### To do
Restate each line of the listing exactly, without carrying over any pictures.

•••••

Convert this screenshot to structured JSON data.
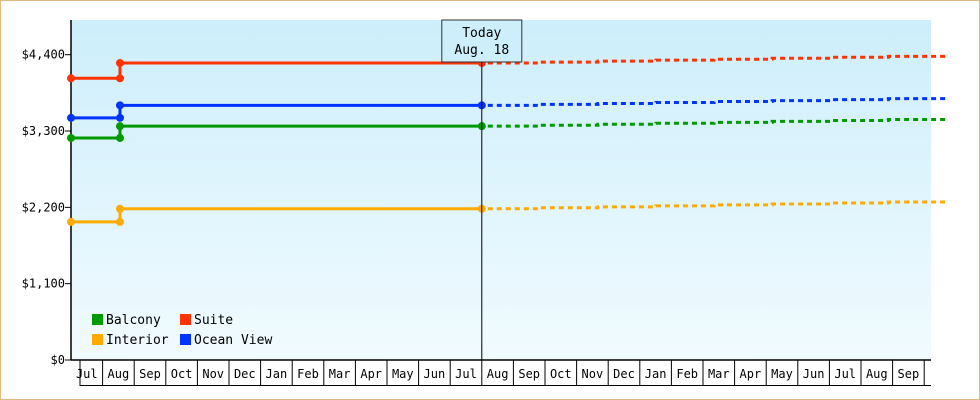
{
  "chart_data": {
    "type": "line",
    "title": "",
    "xlabel": "",
    "ylabel": "",
    "ylim": [
      0,
      4900
    ],
    "yticks": [
      {
        "value": 0,
        "label": "$0"
      },
      {
        "value": 1100,
        "label": "$1,100"
      },
      {
        "value": 2200,
        "label": "$2,200"
      },
      {
        "value": 3300,
        "label": "$3,300"
      },
      {
        "value": 4400,
        "label": "$4,400"
      }
    ],
    "x_months": [
      "Jul",
      "Aug",
      "Sep",
      "Oct",
      "Nov",
      "Dec",
      "Jan",
      "Feb",
      "Mar",
      "Apr",
      "May",
      "Jun",
      "Jul",
      "Aug",
      "Sep",
      "Oct",
      "Nov",
      "Dec",
      "Jan",
      "Feb",
      "Mar",
      "Apr",
      "May",
      "Jun",
      "Jul",
      "Aug",
      "Sep"
    ],
    "today_marker": {
      "line1": "Today",
      "line2": "Aug. 18",
      "x": 13.0
    },
    "grid": false,
    "legend_position": "bottom-left",
    "series": [
      {
        "name": "Balcony",
        "color": "#009900",
        "actual": [
          [
            0,
            3200
          ],
          [
            1.55,
            3200
          ],
          [
            1.55,
            3370
          ],
          [
            13.0,
            3370
          ]
        ],
        "forecast": [
          [
            13.0,
            3370
          ],
          [
            27.7,
            3480
          ]
        ]
      },
      {
        "name": "Interior",
        "color": "#ffaa00",
        "actual": [
          [
            0,
            1990
          ],
          [
            1.55,
            1990
          ],
          [
            1.55,
            2180
          ],
          [
            13.0,
            2180
          ]
        ],
        "forecast": [
          [
            13.0,
            2180
          ],
          [
            27.7,
            2290
          ]
        ]
      },
      {
        "name": "Suite",
        "color": "#ff3300",
        "actual": [
          [
            0,
            4060
          ],
          [
            1.55,
            4060
          ],
          [
            1.55,
            4280
          ],
          [
            13.0,
            4280
          ]
        ],
        "forecast": [
          [
            13.0,
            4280
          ],
          [
            27.7,
            4390
          ]
        ]
      },
      {
        "name": "Ocean View",
        "color": "#0033ff",
        "actual": [
          [
            0,
            3490
          ],
          [
            1.55,
            3490
          ],
          [
            1.55,
            3670
          ],
          [
            13.0,
            3670
          ]
        ],
        "forecast": [
          [
            13.0,
            3670
          ],
          [
            27.7,
            3780
          ]
        ]
      }
    ]
  }
}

•••••

### The solution
Convert this screenshot to structured JSON data.
{
  "chart_data": {
    "type": "line",
    "title": "",
    "xlabel": "",
    "ylabel": "",
    "ylim": [
      0,
      4900
    ],
    "yticks": [
      {
        "value": 0,
        "label": "$0"
      },
      {
        "value": 1100,
        "label": "$1,100"
      },
      {
        "value": 2200,
        "label": "$2,200"
      },
      {
        "value": 3300,
        "label": "$3,300"
      },
      {
        "value": 4400,
        "label": "$4,400"
      }
    ],
    "x_months": [
      "Jul",
      "Aug",
      "Sep",
      "Oct",
      "Nov",
      "Dec",
      "Jan",
      "Feb",
      "Mar",
      "Apr",
      "May",
      "Jun",
      "Jul",
      "Aug",
      "Sep",
      "Oct",
      "Nov",
      "Dec",
      "Jan",
      "Feb",
      "Mar",
      "Apr",
      "May",
      "Jun",
      "Jul",
      "Aug",
      "Sep"
    ],
    "today_marker": {
      "line1": "Today",
      "line2": "Aug. 18",
      "x": 13.0
    },
    "grid": false,
    "legend_position": "bottom-left",
    "series": [
      {
        "name": "Balcony",
        "color": "#009900",
        "actual": [
          [
            0,
            3200
          ],
          [
            1.55,
            3200
          ],
          [
            1.55,
            3370
          ],
          [
            13.0,
            3370
          ]
        ],
        "forecast": [
          [
            13.0,
            3370
          ],
          [
            27.7,
            3480
          ]
        ]
      },
      {
        "name": "Interior",
        "color": "#ffaa00",
        "actual": [
          [
            0,
            1990
          ],
          [
            1.55,
            1990
          ],
          [
            1.55,
            2180
          ],
          [
            13.0,
            2180
          ]
        ],
        "forecast": [
          [
            13.0,
            2180
          ],
          [
            27.7,
            2290
          ]
        ]
      },
      {
        "name": "Suite",
        "color": "#ff3300",
        "actual": [
          [
            0,
            4060
          ],
          [
            1.55,
            4060
          ],
          [
            1.55,
            4280
          ],
          [
            13.0,
            4280
          ]
        ],
        "forecast": [
          [
            13.0,
            4280
          ],
          [
            27.7,
            4390
          ]
        ]
      },
      {
        "name": "Ocean View",
        "color": "#0033ff",
        "actual": [
          [
            0,
            3490
          ],
          [
            1.55,
            3490
          ],
          [
            1.55,
            3670
          ],
          [
            13.0,
            3670
          ]
        ],
        "forecast": [
          [
            13.0,
            3670
          ],
          [
            27.7,
            3780
          ]
        ]
      }
    ]
  }
}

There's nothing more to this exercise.